**Task directions:** Write out only the tail of the records, beginning at the line containing "Read this page and output its text content." and including the last line, exactly as written.

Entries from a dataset

----------

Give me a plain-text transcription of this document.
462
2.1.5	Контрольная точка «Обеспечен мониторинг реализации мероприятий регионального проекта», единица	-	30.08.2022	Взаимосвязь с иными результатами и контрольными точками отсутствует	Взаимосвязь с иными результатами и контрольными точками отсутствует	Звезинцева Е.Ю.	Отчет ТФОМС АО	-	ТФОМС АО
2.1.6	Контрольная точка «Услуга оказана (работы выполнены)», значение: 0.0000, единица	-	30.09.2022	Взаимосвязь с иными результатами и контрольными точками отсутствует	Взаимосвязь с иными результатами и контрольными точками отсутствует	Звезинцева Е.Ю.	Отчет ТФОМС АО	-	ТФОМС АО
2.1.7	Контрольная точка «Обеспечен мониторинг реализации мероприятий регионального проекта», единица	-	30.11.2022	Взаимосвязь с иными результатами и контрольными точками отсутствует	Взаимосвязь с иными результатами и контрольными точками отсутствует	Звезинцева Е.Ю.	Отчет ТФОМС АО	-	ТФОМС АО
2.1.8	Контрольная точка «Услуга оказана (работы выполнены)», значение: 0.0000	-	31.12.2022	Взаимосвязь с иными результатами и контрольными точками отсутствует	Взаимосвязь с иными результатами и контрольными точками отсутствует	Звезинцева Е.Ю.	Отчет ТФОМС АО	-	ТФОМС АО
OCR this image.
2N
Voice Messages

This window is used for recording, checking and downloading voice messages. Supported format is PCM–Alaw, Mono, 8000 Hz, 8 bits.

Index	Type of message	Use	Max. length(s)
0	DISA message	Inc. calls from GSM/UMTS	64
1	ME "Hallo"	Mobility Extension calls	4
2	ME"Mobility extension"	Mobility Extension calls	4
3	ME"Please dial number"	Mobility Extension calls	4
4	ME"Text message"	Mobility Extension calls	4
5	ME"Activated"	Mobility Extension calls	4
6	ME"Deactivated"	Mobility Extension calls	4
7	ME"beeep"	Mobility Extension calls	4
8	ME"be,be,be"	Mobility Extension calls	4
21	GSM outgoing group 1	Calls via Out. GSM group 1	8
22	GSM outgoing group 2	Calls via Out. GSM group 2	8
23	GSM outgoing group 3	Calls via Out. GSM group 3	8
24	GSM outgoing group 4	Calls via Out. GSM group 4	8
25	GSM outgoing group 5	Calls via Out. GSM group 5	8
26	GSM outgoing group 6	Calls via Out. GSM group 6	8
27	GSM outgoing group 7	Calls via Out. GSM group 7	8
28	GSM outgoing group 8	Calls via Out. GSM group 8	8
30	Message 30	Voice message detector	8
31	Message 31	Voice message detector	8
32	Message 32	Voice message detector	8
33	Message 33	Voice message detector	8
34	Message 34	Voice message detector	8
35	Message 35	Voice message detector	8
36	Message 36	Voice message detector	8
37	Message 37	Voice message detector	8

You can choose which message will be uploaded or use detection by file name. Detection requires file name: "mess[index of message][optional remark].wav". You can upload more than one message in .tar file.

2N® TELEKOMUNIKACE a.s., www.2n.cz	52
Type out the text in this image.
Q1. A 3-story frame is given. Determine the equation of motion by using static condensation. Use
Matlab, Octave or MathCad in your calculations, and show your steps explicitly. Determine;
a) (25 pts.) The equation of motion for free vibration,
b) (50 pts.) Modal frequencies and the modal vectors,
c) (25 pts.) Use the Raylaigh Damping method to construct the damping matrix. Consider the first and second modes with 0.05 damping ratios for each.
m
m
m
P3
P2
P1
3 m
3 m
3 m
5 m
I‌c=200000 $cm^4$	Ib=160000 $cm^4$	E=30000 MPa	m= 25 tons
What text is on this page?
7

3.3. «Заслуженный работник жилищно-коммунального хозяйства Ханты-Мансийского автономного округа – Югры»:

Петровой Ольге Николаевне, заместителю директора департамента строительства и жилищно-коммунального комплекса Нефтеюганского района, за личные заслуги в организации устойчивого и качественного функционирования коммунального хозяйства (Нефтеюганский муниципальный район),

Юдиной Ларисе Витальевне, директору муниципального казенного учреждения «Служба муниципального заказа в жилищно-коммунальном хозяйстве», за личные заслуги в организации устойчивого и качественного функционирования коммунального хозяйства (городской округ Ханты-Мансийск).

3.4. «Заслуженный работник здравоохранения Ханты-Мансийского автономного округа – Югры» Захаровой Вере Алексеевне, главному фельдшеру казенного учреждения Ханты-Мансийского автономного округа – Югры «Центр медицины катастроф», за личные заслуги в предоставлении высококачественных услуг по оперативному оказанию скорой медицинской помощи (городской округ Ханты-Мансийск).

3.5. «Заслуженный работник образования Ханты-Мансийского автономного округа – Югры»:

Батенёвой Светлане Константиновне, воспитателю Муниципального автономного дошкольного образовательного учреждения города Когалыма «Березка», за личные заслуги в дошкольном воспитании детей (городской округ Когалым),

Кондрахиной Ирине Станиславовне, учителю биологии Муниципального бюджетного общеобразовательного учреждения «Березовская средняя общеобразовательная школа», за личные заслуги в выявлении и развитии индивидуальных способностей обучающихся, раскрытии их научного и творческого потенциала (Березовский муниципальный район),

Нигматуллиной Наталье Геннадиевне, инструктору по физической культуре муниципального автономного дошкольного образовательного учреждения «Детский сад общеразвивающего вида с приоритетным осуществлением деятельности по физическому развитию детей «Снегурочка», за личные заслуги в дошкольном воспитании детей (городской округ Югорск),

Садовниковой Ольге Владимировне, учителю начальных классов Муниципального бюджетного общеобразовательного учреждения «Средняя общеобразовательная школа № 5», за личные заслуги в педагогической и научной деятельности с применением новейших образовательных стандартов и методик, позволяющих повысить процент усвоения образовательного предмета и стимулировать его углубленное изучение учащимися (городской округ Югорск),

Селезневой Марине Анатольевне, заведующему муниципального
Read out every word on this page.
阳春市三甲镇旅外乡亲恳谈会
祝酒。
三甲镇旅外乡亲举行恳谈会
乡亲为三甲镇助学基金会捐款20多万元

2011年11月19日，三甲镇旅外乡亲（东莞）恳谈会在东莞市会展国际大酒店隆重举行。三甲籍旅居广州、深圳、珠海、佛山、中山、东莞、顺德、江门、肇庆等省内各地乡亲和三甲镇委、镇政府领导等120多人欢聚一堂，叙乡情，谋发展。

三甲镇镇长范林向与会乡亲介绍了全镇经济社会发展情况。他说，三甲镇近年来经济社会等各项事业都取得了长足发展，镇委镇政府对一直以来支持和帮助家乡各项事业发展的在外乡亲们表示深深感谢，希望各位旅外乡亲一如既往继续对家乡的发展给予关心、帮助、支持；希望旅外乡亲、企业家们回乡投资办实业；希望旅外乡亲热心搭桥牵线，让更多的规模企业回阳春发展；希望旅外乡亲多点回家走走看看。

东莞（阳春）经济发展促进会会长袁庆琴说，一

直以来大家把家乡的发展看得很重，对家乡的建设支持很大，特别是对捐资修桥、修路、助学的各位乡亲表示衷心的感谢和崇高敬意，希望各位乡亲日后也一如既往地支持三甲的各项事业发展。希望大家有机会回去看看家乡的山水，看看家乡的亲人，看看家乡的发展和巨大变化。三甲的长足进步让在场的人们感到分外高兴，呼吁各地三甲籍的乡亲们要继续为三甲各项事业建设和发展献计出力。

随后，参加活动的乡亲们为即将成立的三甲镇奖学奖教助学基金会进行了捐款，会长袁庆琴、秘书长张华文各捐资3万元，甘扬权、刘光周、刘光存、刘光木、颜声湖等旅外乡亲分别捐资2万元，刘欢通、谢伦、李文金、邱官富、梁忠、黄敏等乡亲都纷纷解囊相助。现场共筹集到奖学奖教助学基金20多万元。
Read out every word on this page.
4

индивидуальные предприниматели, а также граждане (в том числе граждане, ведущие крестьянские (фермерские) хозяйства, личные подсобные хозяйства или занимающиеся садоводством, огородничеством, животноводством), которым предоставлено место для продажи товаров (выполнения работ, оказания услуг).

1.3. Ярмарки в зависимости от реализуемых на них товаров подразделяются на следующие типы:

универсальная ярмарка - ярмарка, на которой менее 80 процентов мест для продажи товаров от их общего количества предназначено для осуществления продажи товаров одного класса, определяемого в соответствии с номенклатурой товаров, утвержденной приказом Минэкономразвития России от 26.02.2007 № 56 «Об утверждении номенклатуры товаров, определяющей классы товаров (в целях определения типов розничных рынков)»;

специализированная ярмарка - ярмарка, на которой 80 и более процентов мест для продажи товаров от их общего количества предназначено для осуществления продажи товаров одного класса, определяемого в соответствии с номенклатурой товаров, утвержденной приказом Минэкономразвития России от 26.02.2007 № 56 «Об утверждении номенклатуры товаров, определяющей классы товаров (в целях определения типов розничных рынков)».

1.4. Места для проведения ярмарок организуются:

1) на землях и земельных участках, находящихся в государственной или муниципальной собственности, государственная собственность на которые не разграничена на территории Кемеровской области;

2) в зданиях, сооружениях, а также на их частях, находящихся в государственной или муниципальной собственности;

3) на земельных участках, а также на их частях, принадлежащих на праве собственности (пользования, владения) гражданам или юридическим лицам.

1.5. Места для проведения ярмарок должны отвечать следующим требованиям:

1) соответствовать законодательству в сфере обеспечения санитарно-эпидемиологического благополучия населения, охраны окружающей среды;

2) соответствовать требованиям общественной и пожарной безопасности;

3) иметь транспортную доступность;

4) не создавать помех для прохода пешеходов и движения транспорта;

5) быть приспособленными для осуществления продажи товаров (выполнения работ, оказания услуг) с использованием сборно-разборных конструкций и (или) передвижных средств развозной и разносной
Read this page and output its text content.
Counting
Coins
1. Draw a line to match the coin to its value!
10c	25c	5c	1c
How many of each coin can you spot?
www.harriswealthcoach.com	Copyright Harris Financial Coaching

----------

**Output for this exercise:**
Read this page and output its text content.
Counting
Coins
1. Draw a line to match the coin to its value!
10c	25c	5c	1c
How many of each coin can you spot?
www.harriswealthcoach.com	Copyright Harris Financial Coaching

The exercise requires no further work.